**** Supplied data
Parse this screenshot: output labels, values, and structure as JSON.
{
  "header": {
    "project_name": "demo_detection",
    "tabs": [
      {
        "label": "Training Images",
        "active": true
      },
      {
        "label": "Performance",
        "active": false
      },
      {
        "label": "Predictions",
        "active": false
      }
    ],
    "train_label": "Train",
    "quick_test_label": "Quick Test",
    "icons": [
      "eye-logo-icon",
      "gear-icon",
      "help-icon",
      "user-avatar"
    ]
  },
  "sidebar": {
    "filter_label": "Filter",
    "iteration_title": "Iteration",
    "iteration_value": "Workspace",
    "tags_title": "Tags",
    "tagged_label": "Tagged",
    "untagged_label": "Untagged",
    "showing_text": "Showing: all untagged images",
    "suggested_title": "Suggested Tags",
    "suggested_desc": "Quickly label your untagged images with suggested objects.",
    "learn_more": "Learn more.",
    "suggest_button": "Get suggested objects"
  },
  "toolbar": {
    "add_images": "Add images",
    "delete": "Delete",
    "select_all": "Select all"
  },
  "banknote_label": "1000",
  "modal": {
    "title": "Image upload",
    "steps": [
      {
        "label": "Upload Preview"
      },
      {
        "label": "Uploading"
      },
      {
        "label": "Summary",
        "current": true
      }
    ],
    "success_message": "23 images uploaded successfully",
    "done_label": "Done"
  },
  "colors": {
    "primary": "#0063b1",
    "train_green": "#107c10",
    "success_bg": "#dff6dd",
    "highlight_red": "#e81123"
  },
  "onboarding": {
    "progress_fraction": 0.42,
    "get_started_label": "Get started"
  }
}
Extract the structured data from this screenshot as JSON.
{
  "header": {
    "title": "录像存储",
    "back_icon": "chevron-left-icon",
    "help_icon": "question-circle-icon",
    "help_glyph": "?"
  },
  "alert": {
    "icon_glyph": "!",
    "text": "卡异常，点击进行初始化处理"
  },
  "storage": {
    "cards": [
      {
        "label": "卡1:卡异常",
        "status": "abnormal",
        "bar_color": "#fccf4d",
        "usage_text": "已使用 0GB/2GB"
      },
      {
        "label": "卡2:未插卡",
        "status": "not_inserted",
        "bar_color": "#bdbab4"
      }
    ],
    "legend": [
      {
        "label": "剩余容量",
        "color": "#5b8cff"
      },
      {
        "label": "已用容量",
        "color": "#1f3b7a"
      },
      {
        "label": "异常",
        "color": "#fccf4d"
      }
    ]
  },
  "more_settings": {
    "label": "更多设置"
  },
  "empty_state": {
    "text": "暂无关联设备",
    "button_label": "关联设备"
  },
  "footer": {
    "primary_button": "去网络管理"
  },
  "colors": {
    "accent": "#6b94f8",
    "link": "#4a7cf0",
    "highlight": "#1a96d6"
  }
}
********
Work instructions: Word for word, extract all the records.

Exercise solution:
Parse this screenshot: output labels, values, and structure as JSON.
{
  "header": {
    "project_name": "demo_detection",
    "tabs": [
      {
        "label": "Training Images",
        "active": true
      },
      {
        "label": "Performance",
        "active": false
      },
      {
        "label": "Predictions",
        "active": false
      }
    ],
    "train_label": "Train",
    "quick_test_label": "Quick Test",
    "icons": [
      "eye-logo-icon",
      "gear-icon",
      "help-icon",
      "user-avatar"
    ]
  },
  "sidebar": {
    "filter_label": "Filter",
    "iteration_title": "Iteration",
    "iteration_value": "Workspace",
    "tags_title": "Tags",
    "tagged_label": "Tagged",
    "untagged_label": "Untagged",
    "showing_text": "Showing: all untagged images",
    "suggested_title": "Suggested Tags",
    "suggested_desc": "Quickly label your untagged images with suggested objects.",
    "learn_more": "Learn more.",
    "suggest_button": "Get suggested objects"
  },
  "toolbar": {
    "add_images": "Add images",
    "delete": "Delete",
    "select_all": "Select all"
  },
  "banknote_label": "1000",
  "modal": {
    "title": "Image upload",
    "steps": [
      {
        "label": "Upload Preview"
      },
      {
        "label": "Uploading"
      },
      {
        "label": "Summary",
        "current": true
      }
    ],
    "success_message": "23 images uploaded successfully",
    "done_label": "Done"
  },
  "colors": {
    "primary": "#0063b1",
    "train_green": "#107c10",
    "success_bg": "#dff6dd",
    "highlight_red": "#e81123"
  },
  "onboarding": {
    "progress_fraction": 0.42,
    "get_started_label": "Get started"
  }
}
Extract the structured data from this screenshot as JSON.
{
  "header": {
    "title": "录像存储",
    "back_icon": "chevron-left-icon",
    "help_icon": "question-circle-icon",
    "help_glyph": "?"
  },
  "alert": {
    "icon_glyph": "!",
    "text": "卡异常，点击进行初始化处理"
  },
  "storage": {
    "cards": [
      {
        "label": "卡1:卡异常",
        "status": "abnormal",
        "bar_color": "#fccf4d",
        "usage_text": "已使用 0GB/2GB"
      },
      {
        "label": "卡2:未插卡",
        "status": "not_inserted",
        "bar_color": "#bdbab4"
      }
    ],
    "legend": [
      {
        "label": "剩余容量",
        "color": "#5b8cff"
      },
      {
        "label": "已用容量",
        "color": "#1f3b7a"
      },
      {
        "label": "异常",
        "color": "#fccf4d"
      }
    ]
  },
  "more_settings": {
    "label": "更多设置"
  },
  "empty_state": {
    "text": "暂无关联设备",
    "button_label": "关联设备"
  },
  "footer": {
    "primary_button": "去网络管理"
  },
  "colors": {
    "accent": "#6b94f8",
    "link": "#4a7cf0",
    "highlight": "#1a96d6"
  }
}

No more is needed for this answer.